_WHAT NEEDS TO BE DONE_
Go through the listing below and gather every line with the word "coordinateMatrix".

Saved entries:
** Start **

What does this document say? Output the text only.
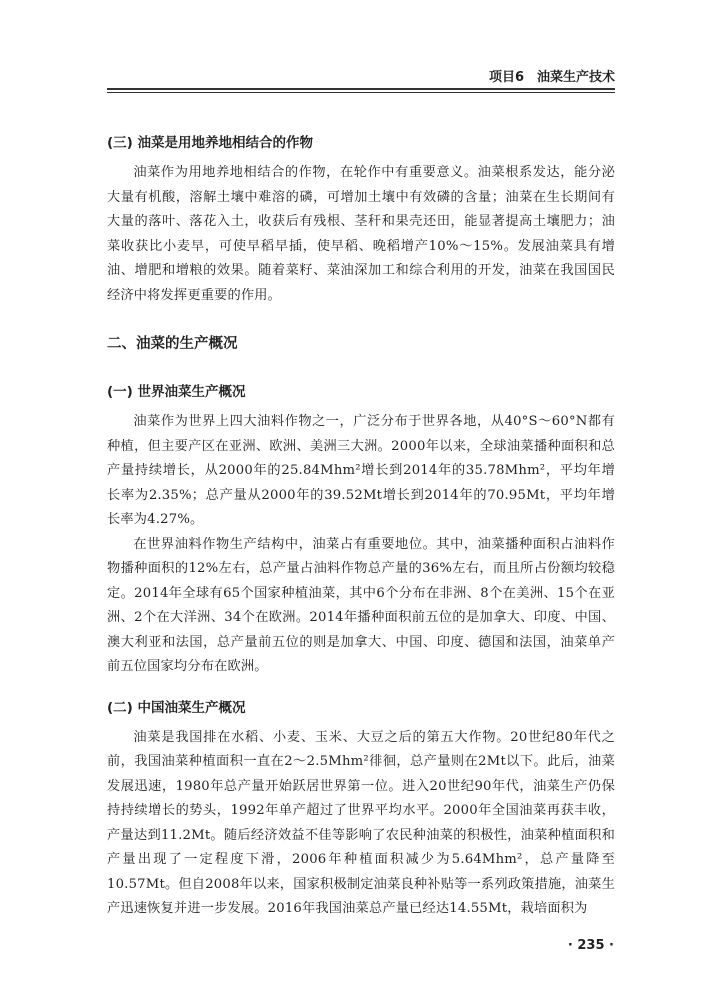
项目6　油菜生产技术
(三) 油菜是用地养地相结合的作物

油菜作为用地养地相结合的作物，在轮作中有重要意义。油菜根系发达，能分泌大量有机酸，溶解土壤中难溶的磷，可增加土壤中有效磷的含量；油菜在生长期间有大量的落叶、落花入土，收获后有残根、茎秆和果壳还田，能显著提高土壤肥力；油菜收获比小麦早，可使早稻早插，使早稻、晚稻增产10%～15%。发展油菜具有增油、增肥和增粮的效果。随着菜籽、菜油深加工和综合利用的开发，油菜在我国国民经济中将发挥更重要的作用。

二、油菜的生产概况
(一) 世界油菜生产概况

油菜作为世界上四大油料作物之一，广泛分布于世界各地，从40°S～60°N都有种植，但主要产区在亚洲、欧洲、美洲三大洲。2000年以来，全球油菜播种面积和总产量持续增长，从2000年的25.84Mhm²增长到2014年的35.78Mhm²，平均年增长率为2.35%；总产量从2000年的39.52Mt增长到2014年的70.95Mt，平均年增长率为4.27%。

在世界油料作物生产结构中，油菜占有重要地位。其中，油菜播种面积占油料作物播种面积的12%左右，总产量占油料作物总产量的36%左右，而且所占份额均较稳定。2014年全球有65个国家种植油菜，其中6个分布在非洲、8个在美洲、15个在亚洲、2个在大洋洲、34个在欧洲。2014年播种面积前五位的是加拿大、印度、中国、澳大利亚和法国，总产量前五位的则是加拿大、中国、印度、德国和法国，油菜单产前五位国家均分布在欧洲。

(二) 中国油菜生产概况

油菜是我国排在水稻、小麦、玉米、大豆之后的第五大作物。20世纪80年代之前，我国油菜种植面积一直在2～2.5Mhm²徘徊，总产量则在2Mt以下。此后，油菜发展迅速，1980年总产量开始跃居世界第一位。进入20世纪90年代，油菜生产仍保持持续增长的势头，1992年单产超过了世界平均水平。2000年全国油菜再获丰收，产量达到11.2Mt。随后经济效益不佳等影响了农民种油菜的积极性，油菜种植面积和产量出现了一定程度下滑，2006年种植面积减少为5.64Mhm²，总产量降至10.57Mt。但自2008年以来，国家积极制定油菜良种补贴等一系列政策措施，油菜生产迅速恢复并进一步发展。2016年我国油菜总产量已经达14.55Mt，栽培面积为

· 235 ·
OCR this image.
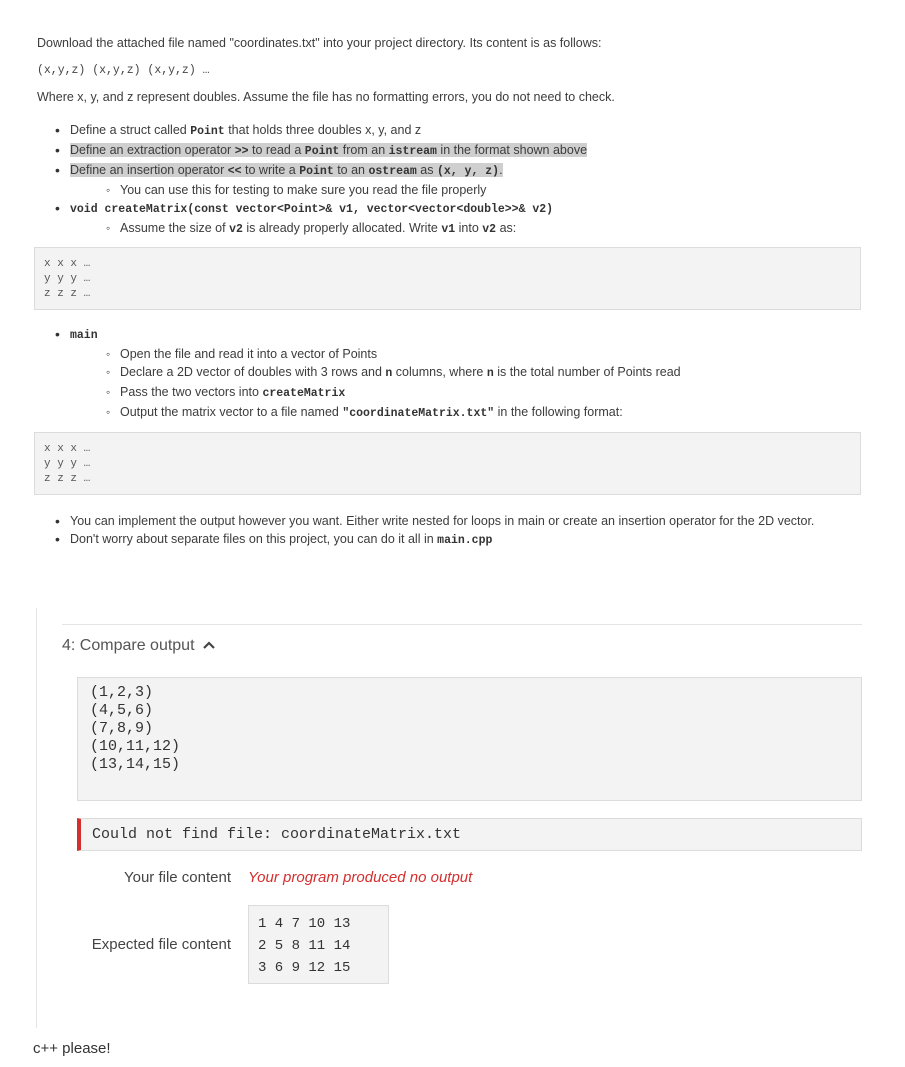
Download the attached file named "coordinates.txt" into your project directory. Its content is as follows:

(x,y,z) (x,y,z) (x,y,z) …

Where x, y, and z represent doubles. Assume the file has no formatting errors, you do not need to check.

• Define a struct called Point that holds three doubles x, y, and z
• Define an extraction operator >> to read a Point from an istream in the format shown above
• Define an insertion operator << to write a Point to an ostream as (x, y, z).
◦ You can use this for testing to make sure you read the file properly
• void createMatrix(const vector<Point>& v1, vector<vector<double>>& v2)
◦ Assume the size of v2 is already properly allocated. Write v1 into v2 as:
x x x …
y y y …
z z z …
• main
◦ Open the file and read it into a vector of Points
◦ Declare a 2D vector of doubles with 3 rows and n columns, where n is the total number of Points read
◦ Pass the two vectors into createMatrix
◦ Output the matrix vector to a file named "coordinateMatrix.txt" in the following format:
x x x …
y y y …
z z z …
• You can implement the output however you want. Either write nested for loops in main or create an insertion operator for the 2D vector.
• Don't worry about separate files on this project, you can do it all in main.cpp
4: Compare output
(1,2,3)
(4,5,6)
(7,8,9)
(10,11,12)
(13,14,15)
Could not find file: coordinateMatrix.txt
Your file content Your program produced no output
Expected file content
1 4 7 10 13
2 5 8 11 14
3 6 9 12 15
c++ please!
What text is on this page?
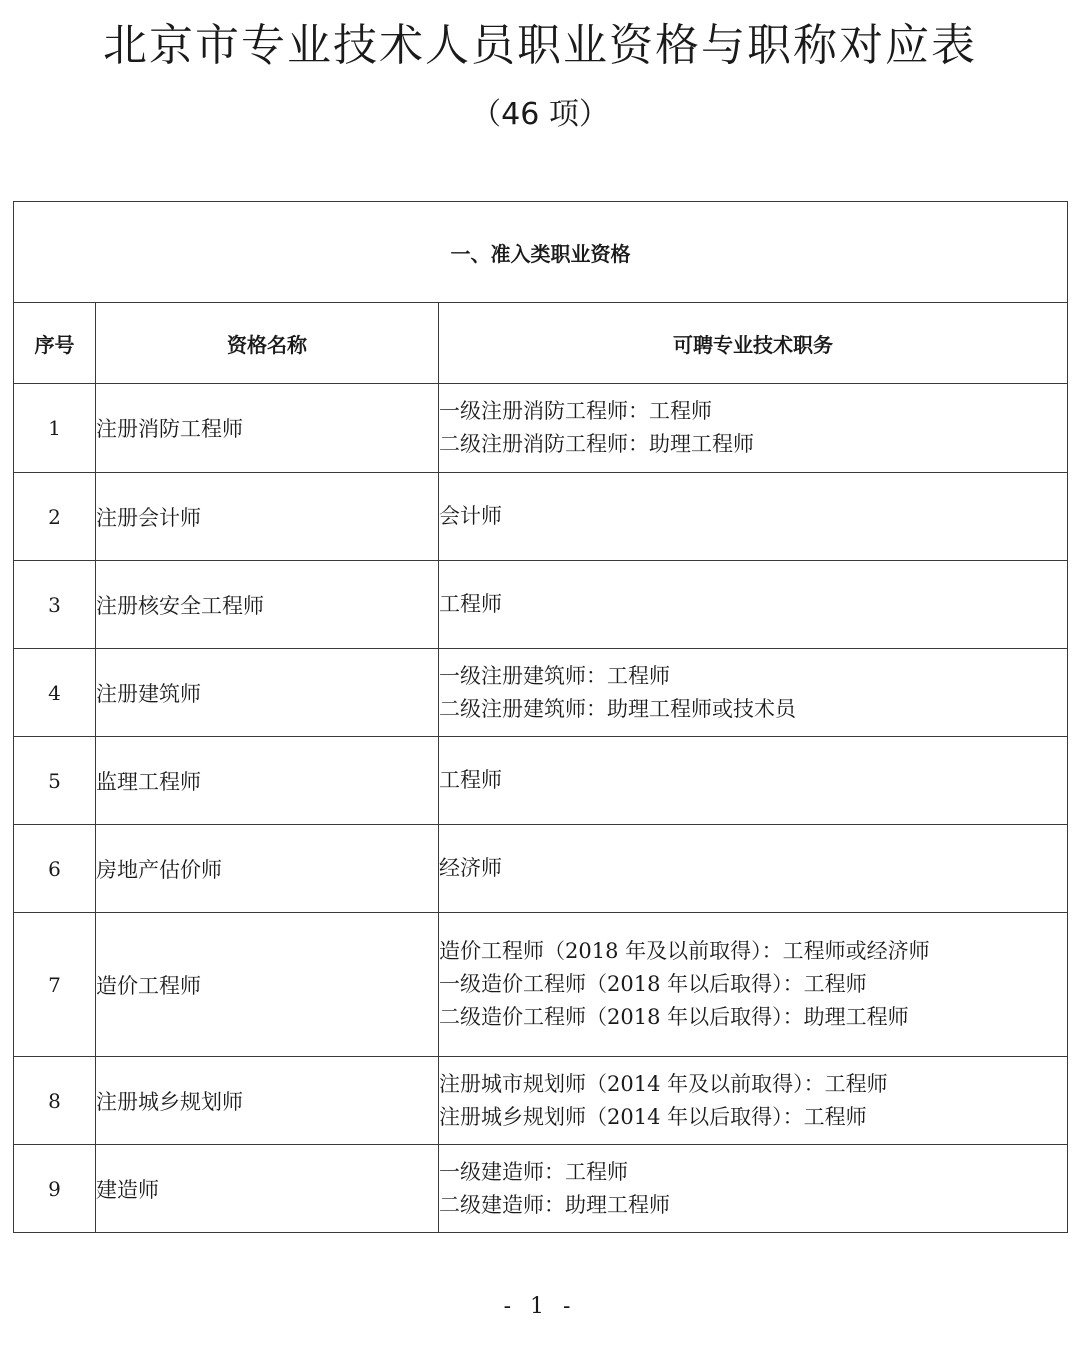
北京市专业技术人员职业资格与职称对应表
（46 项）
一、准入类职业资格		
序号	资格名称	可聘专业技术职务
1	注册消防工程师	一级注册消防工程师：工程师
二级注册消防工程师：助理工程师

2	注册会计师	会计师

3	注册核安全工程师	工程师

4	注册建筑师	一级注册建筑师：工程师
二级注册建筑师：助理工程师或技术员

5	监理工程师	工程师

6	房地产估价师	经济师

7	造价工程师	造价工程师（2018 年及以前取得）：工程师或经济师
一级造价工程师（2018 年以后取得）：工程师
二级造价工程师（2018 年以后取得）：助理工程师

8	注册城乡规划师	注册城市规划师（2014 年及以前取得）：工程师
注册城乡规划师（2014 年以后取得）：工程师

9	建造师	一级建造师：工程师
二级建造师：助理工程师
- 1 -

** End **

_WRITTEN RESPONSE_
◦ Output the matrix vector to a file named "coordinateMatrix.txt" in the following format:
Could not find file: coordinateMatrix.txt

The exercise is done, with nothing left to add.